▸ Aim: Extract the text on the weighted average cost of capital word for word and in full, leaving out nothing from its heading through its final sentence.
━━━ Text segment
3.3 Weighted Average Cost of Capital
What Does Weighted Average Cost Of Capital - WACC Mean? It is a calculation of a firm's cost of capital in which each category of capital is proportionately weighted. All capital sources - common stock, preferred stock, bonds and any other long-term debt - are included in a WACC calculation. All else equal, the WACC of a firm increases as the beta and rate of return on equity increases, as an increase in WACC notes a decrease in valuation and a higher risk.
The total capital for a firm is the value of its equity (for a firm without outstanding warrants and options, this is the same as the company's market capitalization) plus the cost of its debt (the cost of debt should be continually updated as the cost of debt changes as a result of interest rate changes). Also we must note that the "equity" in the debt to equity ratio is the market value of all equity, not the shareholders' equity on the balance sheet. To calculate the firm's weighted cost of capital, we must first calculate the costs of the individual financing sources i.e. :
Cost of Debt
Cost of Preference Capital
Cost of Equity Capital.
Calculation of WACC is an iterative procedure which requires estimation of the fair market value of equity capital.
The formula for WACC is:
[Rd x D/V x (1-5)] + [Re x E/V]
Rd = Bond's yield to Maturity (I/Y in Calculator)
D = Market Value (Present Value) of Bonds
(1 - t) = 1 - tax rate = Interest tax shield deductibility of interest expense
Re = Shareholder's return requirement
V = Total value of all capital (Debt + Equity)
Broadly speaking, a company's assets are financed by either debt or equity. WACC is the average of the costs of these sources of financing, each of which is weighted by its respective use in the given situation. By taking a weighted average, we can see how much interest the company has to pay for every dollar it finances.
As a firm's WACC is the overall required return on the firm as a whole and, as such, it is often used internally by company directors to determine the economic feasibility of expansionary opportunities and mergers. It is the appropriate discount rate to use for cash flows with risk that is similar to that of the overall firm.
━━━━━━
━━━ Supplied information
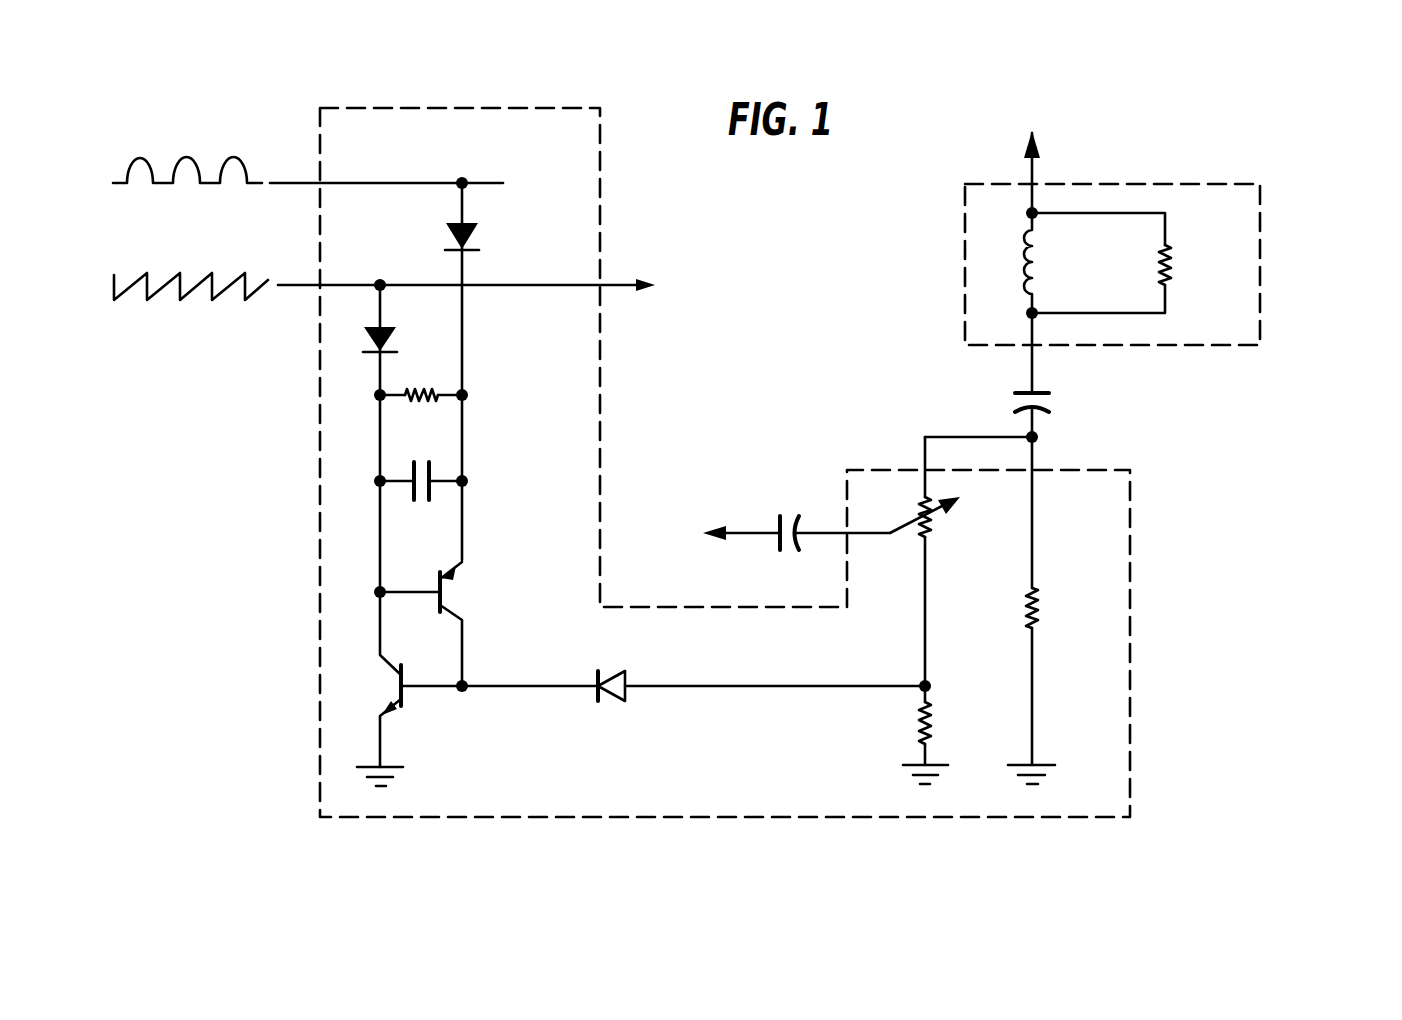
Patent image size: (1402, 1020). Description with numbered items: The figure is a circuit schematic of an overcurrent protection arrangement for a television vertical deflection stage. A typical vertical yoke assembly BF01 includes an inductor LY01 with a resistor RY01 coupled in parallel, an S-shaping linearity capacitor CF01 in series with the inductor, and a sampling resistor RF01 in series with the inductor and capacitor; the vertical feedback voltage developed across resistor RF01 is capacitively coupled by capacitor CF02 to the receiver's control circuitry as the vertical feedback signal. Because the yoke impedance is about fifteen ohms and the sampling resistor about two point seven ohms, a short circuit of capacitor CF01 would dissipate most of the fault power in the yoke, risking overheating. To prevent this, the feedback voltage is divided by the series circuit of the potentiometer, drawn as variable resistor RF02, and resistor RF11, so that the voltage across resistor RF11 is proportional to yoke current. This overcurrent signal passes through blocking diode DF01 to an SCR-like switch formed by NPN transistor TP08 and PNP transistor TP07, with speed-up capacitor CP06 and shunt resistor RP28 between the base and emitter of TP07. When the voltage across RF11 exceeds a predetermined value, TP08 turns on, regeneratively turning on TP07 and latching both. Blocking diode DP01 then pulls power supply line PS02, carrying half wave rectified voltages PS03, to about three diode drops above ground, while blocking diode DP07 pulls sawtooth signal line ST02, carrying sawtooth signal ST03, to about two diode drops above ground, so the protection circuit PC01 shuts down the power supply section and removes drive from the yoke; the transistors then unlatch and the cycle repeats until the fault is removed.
━━━━━━
▸ Task response:
3.3 Weighted Average Cost of Capital
What Does Weighted Average Cost Of Capital - WACC Mean? It is a calculation of a firm's cost of capital in which each category of capital is proportionately weighted. All capital sources - common stock, preferred stock, bonds and any other long-term debt - are included in a WACC calculation. All else equal, the WACC of a firm increases as the beta and rate of return on equity increases, as an increase in WACC notes a decrease in valuation and a higher risk.
The total capital for a firm is the value of its equity (for a firm without outstanding warrants and options, this is the same as the company's market capitalization) plus the cost of its debt (the cost of debt should be continually updated as the cost of debt changes as a result of interest rate changes). Also we must note that the "equity" in the debt to equity ratio is the market value of all equity, not the shareholders' equity on the balance sheet. To calculate the firm's weighted cost of capital, we must first calculate the costs of the individual financing sources i.e. :
Cost of Debt
Cost of Preference Capital
Cost of Equity Capital.
Calculation of WACC is an iterative procedure which requires estimation of the fair market value of equity capital.
The formula for WACC is:
[Rd x D/V x (1-5)] + [Re x E/V]
Rd = Bond's yield to Maturity (I/Y in Calculator)
D = Market Value (Present Value) of Bonds
(1 - t) = 1 - tax rate = Interest tax shield deductibility of interest expense
Re = Shareholder's return requirement
V = Total value of all capital (Debt + Equity)
Broadly speaking, a company's assets are financed by either debt or equity. WACC is the average of the costs of these sources of financing, each of which is weighted by its respective use in the given situation. By taking a weighted average, we can see how much interest the company has to pay for every dollar it finances.
As a firm's WACC is the overall required return on the firm as a whole and, as such, it is often used internally by company directors to determine the economic feasibility of expansionary opportunities and mergers. It is the appropriate discount rate to use for cash flows with risk that is similar to that of the overall firm.